**Task description**
Extract each line of the records below that contains the word "ylabel".
· · · ·
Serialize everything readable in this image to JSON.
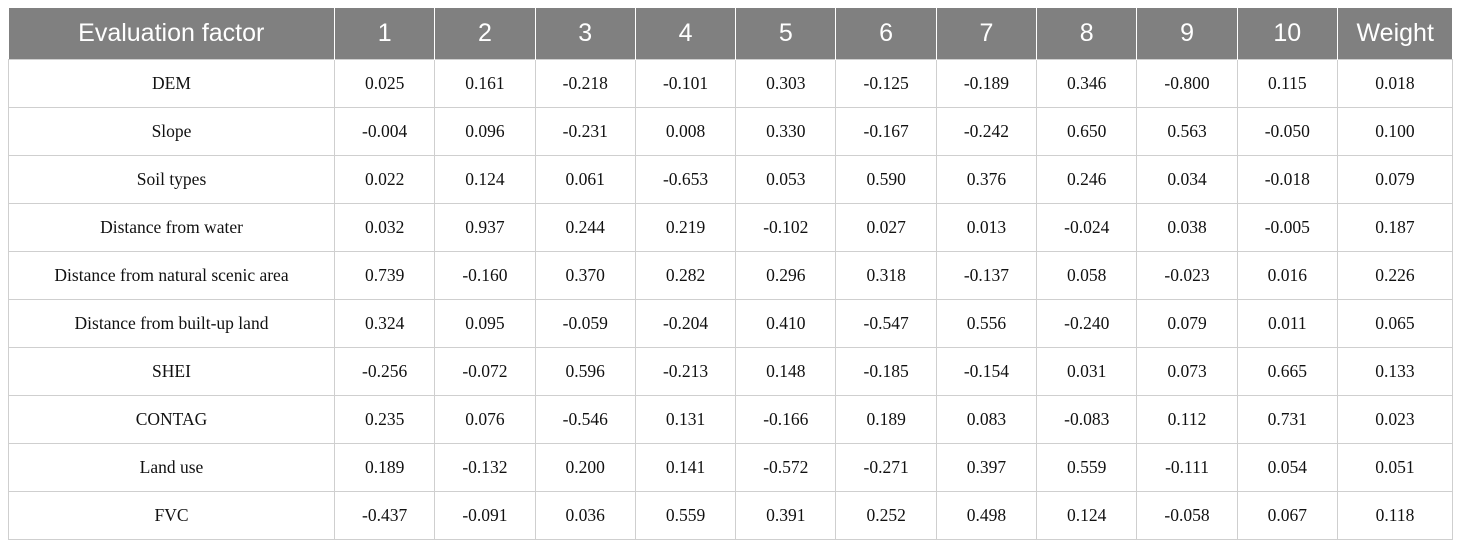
{
  "table": {
    "headers": [
      "Evaluation factor",
      "1",
      "2",
      "3",
      "4",
      "5",
      "6",
      "7",
      "8",
      "9",
      "10",
      "Weight"
    ],
    "rows": [
      [
        "DEM",
        "0.025",
        "0.161",
        "-0.218",
        "-0.101",
        "0.303",
        "-0.125",
        "-0.189",
        "0.346",
        "-0.800",
        "0.115",
        "0.018"
      ],
      [
        "Slope",
        "-0.004",
        "0.096",
        "-0.231",
        "0.008",
        "0.330",
        "-0.167",
        "-0.242",
        "0.650",
        "0.563",
        "-0.050",
        "0.100"
      ],
      [
        "Soil types",
        "0.022",
        "0.124",
        "0.061",
        "-0.653",
        "0.053",
        "0.590",
        "0.376",
        "0.246",
        "0.034",
        "-0.018",
        "0.079"
      ],
      [
        "Distance from water",
        "0.032",
        "0.937",
        "0.244",
        "0.219",
        "-0.102",
        "0.027",
        "0.013",
        "-0.024",
        "0.038",
        "-0.005",
        "0.187"
      ],
      [
        "Distance from natural scenic area",
        "0.739",
        "-0.160",
        "0.370",
        "0.282",
        "0.296",
        "0.318",
        "-0.137",
        "0.058",
        "-0.023",
        "0.016",
        "0.226"
      ],
      [
        "Distance from built-up land",
        "0.324",
        "0.095",
        "-0.059",
        "-0.204",
        "0.410",
        "-0.547",
        "0.556",
        "-0.240",
        "0.079",
        "0.011",
        "0.065"
      ],
      [
        "SHEI",
        "-0.256",
        "-0.072",
        "0.596",
        "-0.213",
        "0.148",
        "-0.185",
        "-0.154",
        "0.031",
        "0.073",
        "0.665",
        "0.133"
      ],
      [
        "CONTAG",
        "0.235",
        "0.076",
        "-0.546",
        "0.131",
        "-0.166",
        "0.189",
        "0.083",
        "-0.083",
        "0.112",
        "0.731",
        "0.023"
      ],
      [
        "Land use",
        "0.189",
        "-0.132",
        "0.200",
        "0.141",
        "-0.572",
        "-0.271",
        "0.397",
        "0.559",
        "-0.111",
        "0.054",
        "0.051"
      ],
      [
        "FVC",
        "-0.437",
        "-0.091",
        "0.036",
        "0.559",
        "0.391",
        "0.252",
        "0.498",
        "0.124",
        "-0.058",
        "0.067",
        "0.118"
      ]
    ]
  },
  "colors": {
    "header_background": "#808080",
    "header_text": "#ffffff",
    "grid_line": "#cfcfcf"
  }
}
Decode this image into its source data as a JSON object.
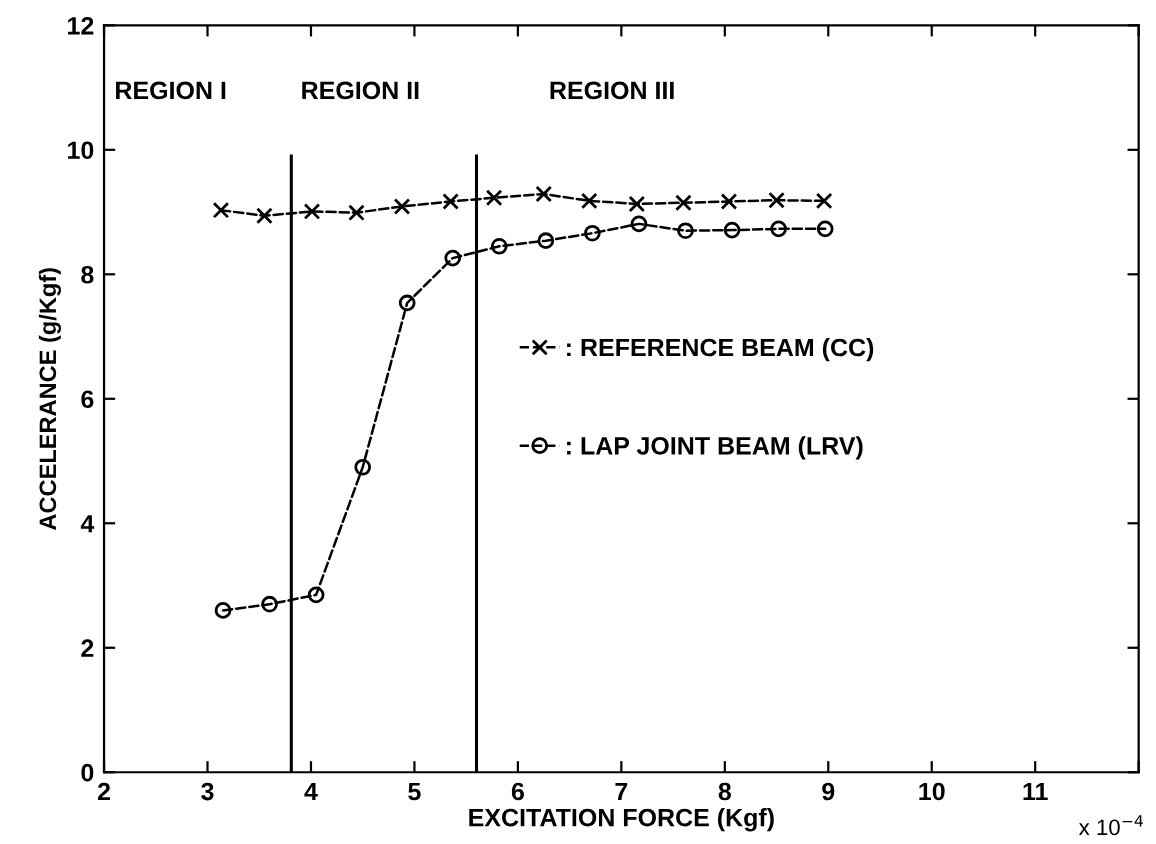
{
  "chart_data": {
    "type": "line",
    "xlabel": "EXCITATION FORCE (Kgf)",
    "ylabel": "ACCELERANCE (g/Kgf)",
    "xlim": [
      2,
      12
    ],
    "xticks": [
      2,
      3,
      4,
      5,
      6,
      7,
      8,
      9,
      10,
      11,
      {
        "value": 12,
        "label": null
      }
    ],
    "ylim": [
      0,
      12
    ],
    "yticks": [
      0,
      2,
      4,
      6,
      8,
      10,
      12
    ],
    "series": [
      {
        "name": ": REFERENCE BEAM (CC)",
        "color": "#000000",
        "marker": "cross",
        "line_style": "dashed",
        "x": [
          3.13,
          3.55,
          4.01,
          4.44,
          4.88,
          5.35,
          5.77,
          6.25,
          6.69,
          7.15,
          7.6,
          8.04,
          8.5,
          8.96
        ],
        "values": [
          9.03,
          8.94,
          9.01,
          8.99,
          9.09,
          9.17,
          9.23,
          9.29,
          9.18,
          9.13,
          9.15,
          9.17,
          9.19,
          9.18
        ]
      },
      {
        "name": ": LAP JOINT BEAM (LRV)",
        "color": "#000000",
        "marker": "circle",
        "line_style": "dashed",
        "x": [
          3.15,
          3.6,
          4.05,
          4.5,
          4.93,
          5.37,
          5.82,
          6.27,
          6.72,
          7.17,
          7.62,
          8.07,
          8.52,
          8.97
        ],
        "values": [
          2.6,
          2.7,
          2.85,
          4.9,
          7.54,
          8.26,
          8.45,
          8.54,
          8.66,
          8.81,
          8.7,
          8.71,
          8.73,
          8.73
        ]
      }
    ],
    "ref_lines": [
      {
        "axis": "x",
        "value": 3.81,
        "color": "#000000"
      },
      {
        "axis": "x",
        "value": 5.6,
        "color": "#000000"
      }
    ],
    "annotations": [
      "REGION I",
      "REGION II",
      "REGION III",
      "x 10$^{−4}$"
    ],
    "legend": "right",
    "grid": false
  }
}
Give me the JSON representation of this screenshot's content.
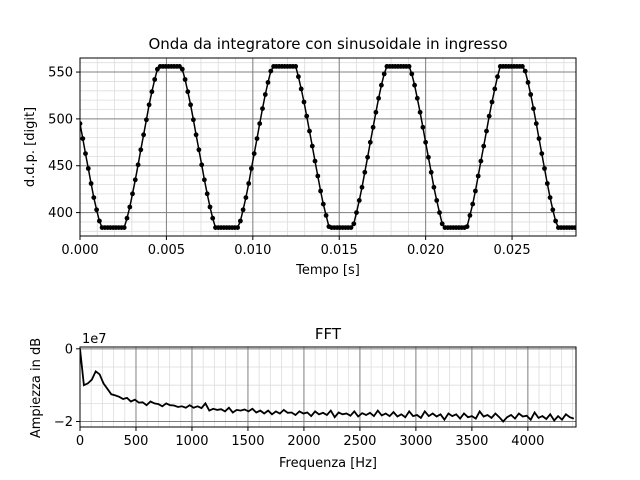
{
  "chart_data": [
    {
      "type": "line",
      "title": "Onda da integratore con sinusoidale in ingresso",
      "xlabel": "Tempo [s]",
      "ylabel": "d.d.p. [digit]",
      "xlim": [
        0,
        0.0287
      ],
      "ylim": [
        375,
        565
      ],
      "x_ticks": [
        0,
        0.005,
        0.01,
        0.015,
        0.02,
        0.025
      ],
      "x_tick_labels": [
        "0.000",
        "0.005",
        "0.010",
        "0.015",
        "0.020",
        "0.025"
      ],
      "y_ticks": [
        400,
        450,
        500,
        550
      ],
      "y_tick_labels": [
        "400",
        "450",
        "500",
        "550"
      ],
      "grid": true,
      "markers": true,
      "sampling": {
        "dt": 0.00016,
        "count": 180
      },
      "waveform": {
        "min": 384,
        "max": 556,
        "period": 0.0066,
        "phase_peak": 0.0052
      },
      "series": [
        {
          "values_note": "",
          "color": "#000000"
        }
      ]
    },
    {
      "type": "line",
      "title": "FFT",
      "xlabel": "Frequenza [Hz]",
      "ylabel": "Ampiezza in dB",
      "y_offset_label": "1e7",
      "xlim": [
        0,
        4430
      ],
      "ylim": [
        -2.15,
        0.05
      ],
      "x_ticks": [
        0,
        500,
        1000,
        1500,
        2000,
        2500,
        3000,
        3500,
        4000
      ],
      "x_tick_labels": [
        "0",
        "500",
        "1000",
        "1500",
        "2000",
        "2500",
        "3000",
        "3500",
        "4000"
      ],
      "y_ticks": [
        -2,
        0
      ],
      "y_tick_labels": [
        "−2",
        "0"
      ],
      "grid": true,
      "series": [
        {
          "color": "#000000",
          "x_step": 35,
          "values": [
            0,
            -1.0,
            -0.95,
            -0.85,
            -0.62,
            -0.7,
            -0.95,
            -1.1,
            -1.25,
            -1.28,
            -1.32,
            -1.38,
            -1.35,
            -1.45,
            -1.4,
            -1.48,
            -1.47,
            -1.55,
            -1.45,
            -1.5,
            -1.52,
            -1.58,
            -1.5,
            -1.55,
            -1.56,
            -1.6,
            -1.58,
            -1.62,
            -1.55,
            -1.62,
            -1.58,
            -1.63,
            -1.5,
            -1.7,
            -1.65,
            -1.68,
            -1.66,
            -1.72,
            -1.62,
            -1.75,
            -1.68,
            -1.7,
            -1.67,
            -1.72,
            -1.65,
            -1.75,
            -1.7,
            -1.78,
            -1.7,
            -1.8,
            -1.72,
            -1.78,
            -1.68,
            -1.76,
            -1.75,
            -1.82,
            -1.72,
            -1.78,
            -1.75,
            -1.85,
            -1.72,
            -1.8,
            -1.76,
            -1.82,
            -1.7,
            -1.88,
            -1.75,
            -1.8,
            -1.78,
            -1.84,
            -1.72,
            -1.86,
            -1.77,
            -1.82,
            -1.76,
            -1.85,
            -1.7,
            -1.83,
            -1.78,
            -1.85,
            -1.74,
            -1.86,
            -1.8,
            -1.88,
            -1.72,
            -1.85,
            -1.82,
            -1.9,
            -1.72,
            -1.85,
            -1.78,
            -1.86,
            -1.8,
            -1.95,
            -1.78,
            -1.85,
            -1.8,
            -1.92,
            -1.78,
            -1.88,
            -1.85,
            -1.92,
            -1.72,
            -1.86,
            -1.82,
            -1.9,
            -1.78,
            -1.88,
            -2.0,
            -1.88,
            -1.82,
            -1.92,
            -1.78,
            -1.86,
            -1.84,
            -1.95,
            -1.75,
            -1.9,
            -1.85,
            -1.93,
            -1.8,
            -1.97,
            -1.85,
            -1.95,
            -1.8,
            -1.88,
            -1.92
          ]
        }
      ]
    }
  ]
}
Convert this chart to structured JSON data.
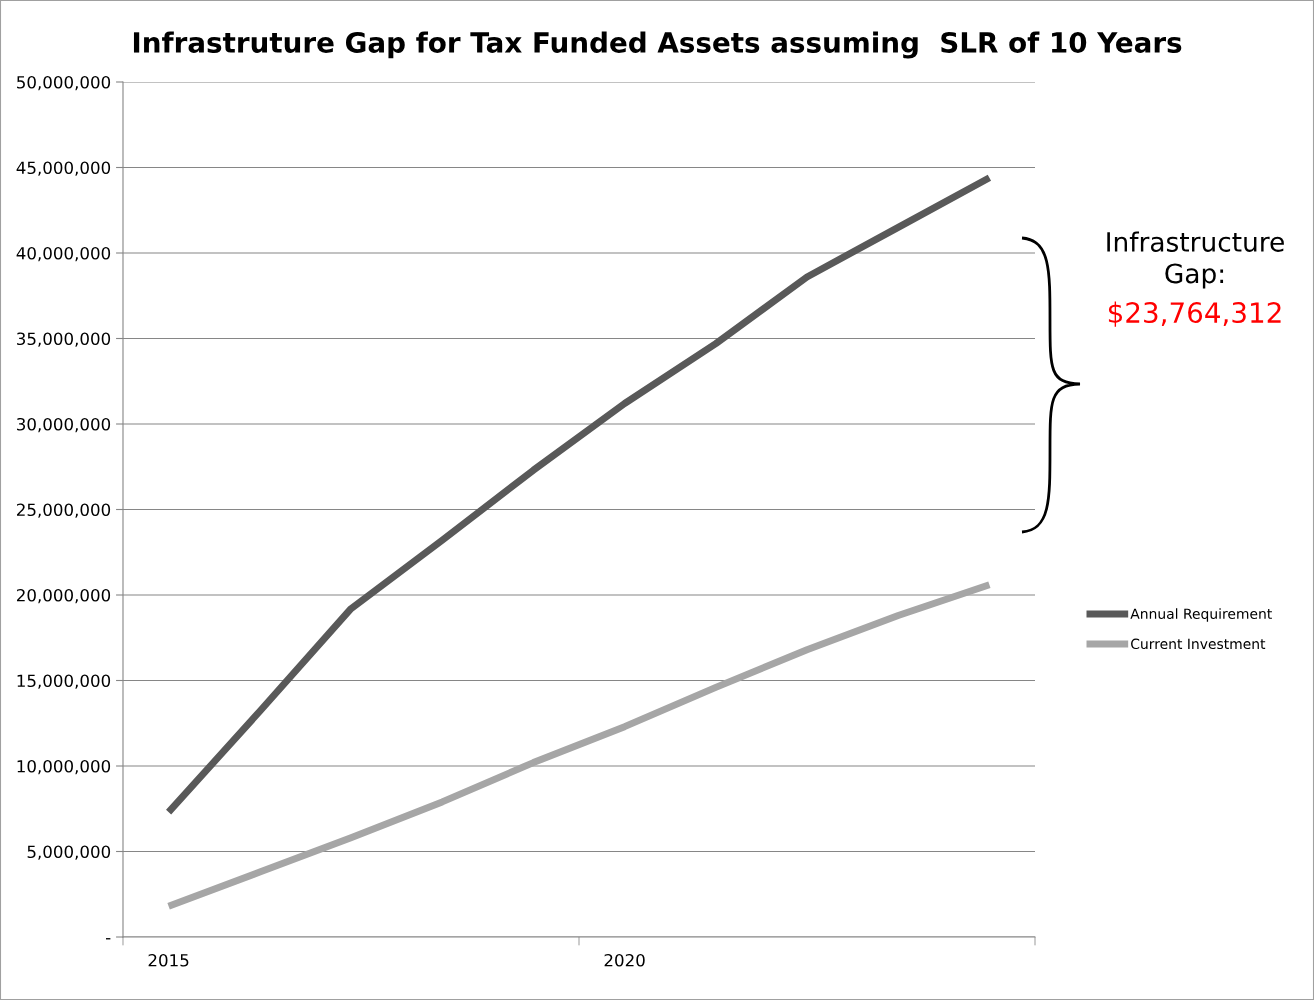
{
  "chart_data": {
    "type": "line",
    "title": "Infrastruture Gap for Tax Funded Assets assuming  SLR of 10 Years",
    "categories": [
      "2015",
      null,
      null,
      null,
      null,
      "2020",
      null,
      null,
      null,
      null
    ],
    "series": [
      {
        "name": "Annual Requirement",
        "color": "#595959",
        "values": [
          7300000,
          13200000,
          19200000,
          23200000,
          27300000,
          31200000,
          34700000,
          38600000,
          41500000,
          44400000
        ]
      },
      {
        "name": "Current Investment",
        "color": "#a6a6a6",
        "values": [
          1800000,
          3800000,
          5800000,
          7900000,
          10200000,
          12300000,
          14600000,
          16800000,
          18800000,
          20600000
        ]
      }
    ],
    "ylim": [
      0,
      50000000
    ],
    "yticks": [
      {
        "value": 0,
        "label": "-"
      },
      {
        "value": 5000000,
        "label": "5,000,000"
      },
      {
        "value": 10000000,
        "label": "10,000,000"
      },
      {
        "value": 15000000,
        "label": "15,000,000"
      },
      {
        "value": 20000000,
        "label": "20,000,000"
      },
      {
        "value": 25000000,
        "label": "25,000,000"
      },
      {
        "value": 30000000,
        "label": "30,000,000"
      },
      {
        "value": 35000000,
        "label": "35,000,000"
      },
      {
        "value": 40000000,
        "label": "40,000,000"
      },
      {
        "value": 45000000,
        "label": "45,000,000"
      },
      {
        "value": 50000000,
        "label": "50,000,000"
      }
    ],
    "grid": "y",
    "legend": "right",
    "marker": "none",
    "line_style": "solid",
    "annotations": [
      "Infrastructure\nGap:",
      "$23,764,312"
    ]
  }
}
· · · ·
**Reply to the task**
    "ylabel": "ACCELERANCE (g/Kgf)",
      "ylabel": "d.d.p. [digit]",
      "ylabel": "Ampiezza in dB",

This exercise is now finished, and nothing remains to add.